● TASK DETAILS
Leave out any pictures and transcribe all other data below exactly.
-- Start of DATA SECTION --
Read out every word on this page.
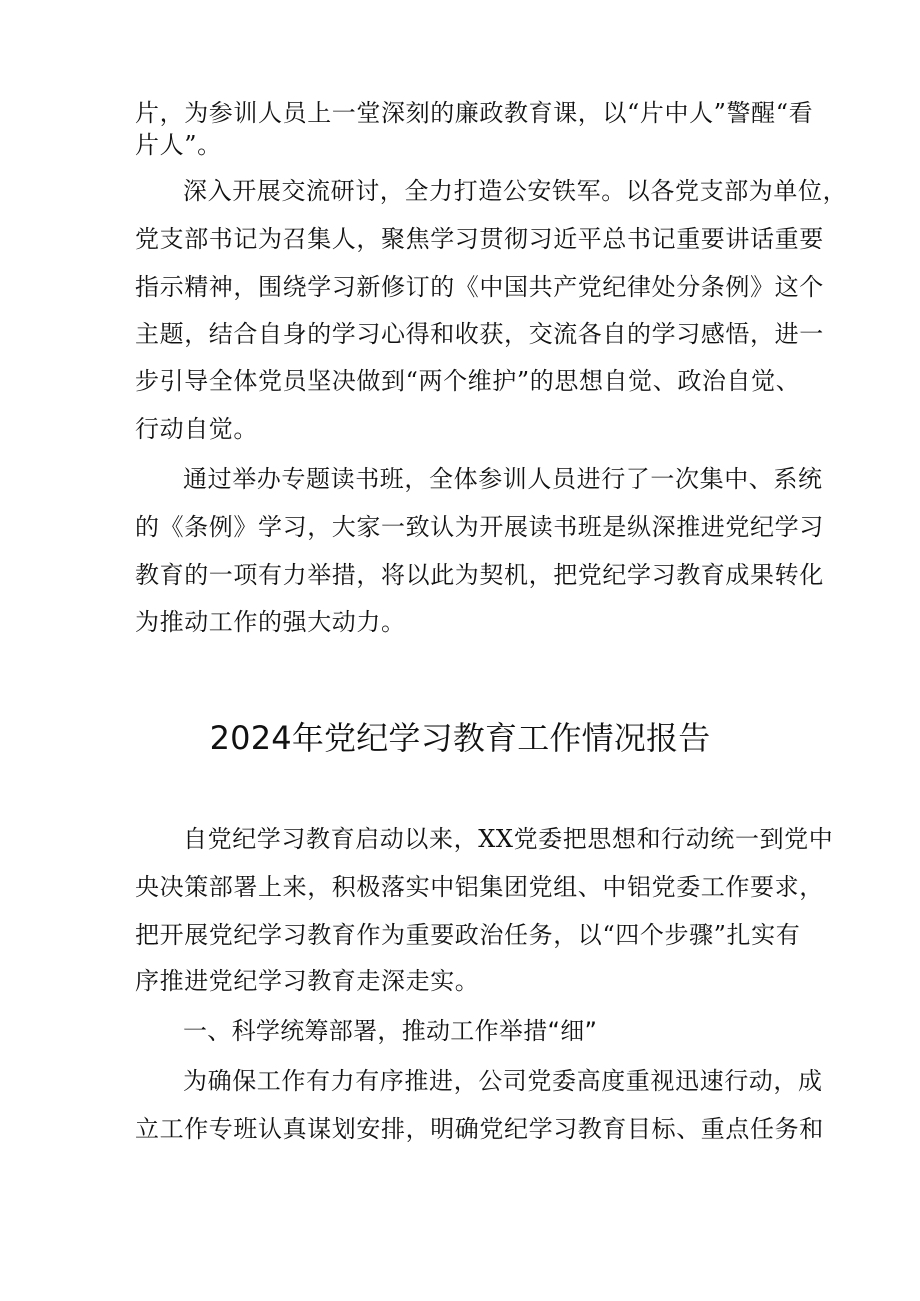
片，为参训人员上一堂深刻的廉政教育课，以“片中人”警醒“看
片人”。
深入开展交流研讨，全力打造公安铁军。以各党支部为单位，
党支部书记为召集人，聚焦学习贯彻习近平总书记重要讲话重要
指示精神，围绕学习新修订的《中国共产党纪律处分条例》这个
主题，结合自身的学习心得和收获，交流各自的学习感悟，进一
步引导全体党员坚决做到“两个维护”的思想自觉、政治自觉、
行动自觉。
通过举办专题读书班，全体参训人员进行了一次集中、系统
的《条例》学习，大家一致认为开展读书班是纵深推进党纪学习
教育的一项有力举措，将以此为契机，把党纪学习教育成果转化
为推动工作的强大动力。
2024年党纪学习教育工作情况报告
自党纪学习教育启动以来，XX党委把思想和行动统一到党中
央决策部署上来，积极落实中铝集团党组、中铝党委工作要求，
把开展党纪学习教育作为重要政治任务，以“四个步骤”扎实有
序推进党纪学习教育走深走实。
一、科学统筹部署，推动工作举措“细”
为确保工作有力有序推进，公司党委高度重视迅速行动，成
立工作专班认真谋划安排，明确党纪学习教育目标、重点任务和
-- End of DATA SECTION --
● ANSWER TO THE PROBLEM
Read out every word on this page.
片，为参训人员上一堂深刻的廉政教育课，以“片中人”警醒“看
片人”。
深入开展交流研讨，全力打造公安铁军。以各党支部为单位，
党支部书记为召集人，聚焦学习贯彻习近平总书记重要讲话重要
指示精神，围绕学习新修订的《中国共产党纪律处分条例》这个
主题，结合自身的学习心得和收获，交流各自的学习感悟，进一
步引导全体党员坚决做到“两个维护”的思想自觉、政治自觉、
行动自觉。
通过举办专题读书班，全体参训人员进行了一次集中、系统
的《条例》学习，大家一致认为开展读书班是纵深推进党纪学习
教育的一项有力举措，将以此为契机，把党纪学习教育成果转化
为推动工作的强大动力。
2024年党纪学习教育工作情况报告
自党纪学习教育启动以来，XX党委把思想和行动统一到党中
央决策部署上来，积极落实中铝集团党组、中铝党委工作要求，
把开展党纪学习教育作为重要政治任务，以“四个步骤”扎实有
序推进党纪学习教育走深走实。
一、科学统筹部署，推动工作举措“细”
为确保工作有力有序推进，公司党委高度重视迅速行动，成
立工作专班认真谋划安排，明确党纪学习教育目标、重点任务和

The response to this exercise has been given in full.